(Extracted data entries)

-=-=-=-=-

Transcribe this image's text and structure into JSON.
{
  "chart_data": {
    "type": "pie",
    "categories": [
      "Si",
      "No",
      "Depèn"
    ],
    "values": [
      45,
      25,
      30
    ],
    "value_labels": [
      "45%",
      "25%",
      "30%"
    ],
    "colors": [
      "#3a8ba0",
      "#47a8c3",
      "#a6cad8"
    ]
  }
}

-=-=-=-=-

[Short task] Output the listing above exactly as it appears.

[Final result]
Transcribe this image's text and structure into JSON.
{
  "chart_data": {
    "type": "pie",
    "categories": [
      "Si",
      "No",
      "Depèn"
    ],
    "values": [
      45,
      25,
      30
    ],
    "value_labels": [
      "45%",
      "25%",
      "30%"
    ],
    "colors": [
      "#3a8ba0",
      "#47a8c3",
      "#a6cad8"
    ]
  }
}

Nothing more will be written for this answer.